• **Formuliertes Ziel**
Wählen Sie aus den folgenden Zeilen jede aus, die das Wort „optical“ enthält, und geben Sie diese Zeilen unverändert wieder. Groß- und Kleinschreibung ist dabei zu beachten.

────────────────────

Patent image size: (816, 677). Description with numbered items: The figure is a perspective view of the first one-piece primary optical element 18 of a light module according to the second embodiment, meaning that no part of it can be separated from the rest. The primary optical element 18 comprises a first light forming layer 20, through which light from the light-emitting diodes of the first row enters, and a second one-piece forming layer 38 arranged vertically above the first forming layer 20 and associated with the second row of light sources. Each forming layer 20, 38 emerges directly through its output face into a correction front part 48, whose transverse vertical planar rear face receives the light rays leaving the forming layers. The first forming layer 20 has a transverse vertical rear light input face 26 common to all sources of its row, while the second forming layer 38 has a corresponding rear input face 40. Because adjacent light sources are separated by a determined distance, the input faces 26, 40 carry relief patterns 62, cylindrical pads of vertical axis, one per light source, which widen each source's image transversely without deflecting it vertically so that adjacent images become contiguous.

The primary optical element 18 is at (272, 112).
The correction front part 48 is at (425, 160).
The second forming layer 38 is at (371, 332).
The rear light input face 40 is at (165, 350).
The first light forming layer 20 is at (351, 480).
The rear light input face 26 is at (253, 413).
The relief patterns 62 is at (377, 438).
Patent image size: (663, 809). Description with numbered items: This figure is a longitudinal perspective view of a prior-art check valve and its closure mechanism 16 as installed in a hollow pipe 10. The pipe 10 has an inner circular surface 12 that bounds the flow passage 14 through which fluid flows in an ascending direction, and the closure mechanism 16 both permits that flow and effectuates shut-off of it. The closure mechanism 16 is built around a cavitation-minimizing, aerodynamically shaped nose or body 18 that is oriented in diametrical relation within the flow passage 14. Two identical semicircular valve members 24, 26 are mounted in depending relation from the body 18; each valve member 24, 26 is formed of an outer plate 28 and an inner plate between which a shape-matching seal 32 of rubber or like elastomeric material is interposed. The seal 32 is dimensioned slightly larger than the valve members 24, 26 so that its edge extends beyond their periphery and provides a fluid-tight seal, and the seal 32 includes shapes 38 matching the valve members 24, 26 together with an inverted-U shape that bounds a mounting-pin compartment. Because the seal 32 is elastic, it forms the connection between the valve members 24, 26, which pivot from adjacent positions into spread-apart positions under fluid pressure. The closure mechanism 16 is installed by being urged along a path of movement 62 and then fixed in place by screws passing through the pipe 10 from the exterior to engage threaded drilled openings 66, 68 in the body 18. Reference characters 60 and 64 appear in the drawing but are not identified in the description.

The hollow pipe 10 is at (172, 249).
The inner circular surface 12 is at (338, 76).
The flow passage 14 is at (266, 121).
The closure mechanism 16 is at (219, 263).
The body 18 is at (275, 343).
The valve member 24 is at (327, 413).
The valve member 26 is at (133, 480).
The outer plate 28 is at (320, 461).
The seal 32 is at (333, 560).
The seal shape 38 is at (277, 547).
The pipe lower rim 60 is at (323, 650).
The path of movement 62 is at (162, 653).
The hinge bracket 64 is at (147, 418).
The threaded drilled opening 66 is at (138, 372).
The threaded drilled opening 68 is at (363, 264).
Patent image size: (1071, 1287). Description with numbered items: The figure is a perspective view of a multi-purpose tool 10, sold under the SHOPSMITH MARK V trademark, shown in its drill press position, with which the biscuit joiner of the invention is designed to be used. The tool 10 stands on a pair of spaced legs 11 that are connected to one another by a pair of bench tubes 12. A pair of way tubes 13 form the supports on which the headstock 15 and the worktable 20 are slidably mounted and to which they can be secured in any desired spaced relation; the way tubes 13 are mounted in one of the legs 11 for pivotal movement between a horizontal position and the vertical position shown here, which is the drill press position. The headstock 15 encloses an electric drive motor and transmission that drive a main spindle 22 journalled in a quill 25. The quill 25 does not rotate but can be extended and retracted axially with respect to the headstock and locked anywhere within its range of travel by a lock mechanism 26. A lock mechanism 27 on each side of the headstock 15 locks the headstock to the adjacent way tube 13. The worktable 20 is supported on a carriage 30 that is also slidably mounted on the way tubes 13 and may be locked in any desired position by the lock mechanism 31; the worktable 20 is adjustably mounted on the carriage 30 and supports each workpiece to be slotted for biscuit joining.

────────────────────

• **Schriftliche Antwort**
Patent image size: (816, 677). Description with numbered items: The figure is a perspective view of the first one-piece primary optical element 18 of a light module according to the second embodiment, meaning that no part of it can be separated from the rest. The primary optical element 18 comprises a first light forming layer 20, through which light from the light-emitting diodes of the first row enters, and a second one-piece forming layer 38 arranged vertically above the first forming layer 20 and associated with the second row of light sources. Each forming layer 20, 38 emerges directly through its output face into a correction front part 48, whose transverse vertical planar rear face receives the light rays leaving the forming layers. The first forming layer 20 has a transverse vertical rear light input face 26 common to all sources of its row, while the second forming layer 38 has a corresponding rear input face 40. Because adjacent light sources are separated by a determined distance, the input faces 26, 40 carry relief patterns 62, cylindrical pads of vertical axis, one per light source, which widen each source's image transversely without deflecting it vertically so that adjacent images become contiguous.
The primary optical element 18 is at (272, 112).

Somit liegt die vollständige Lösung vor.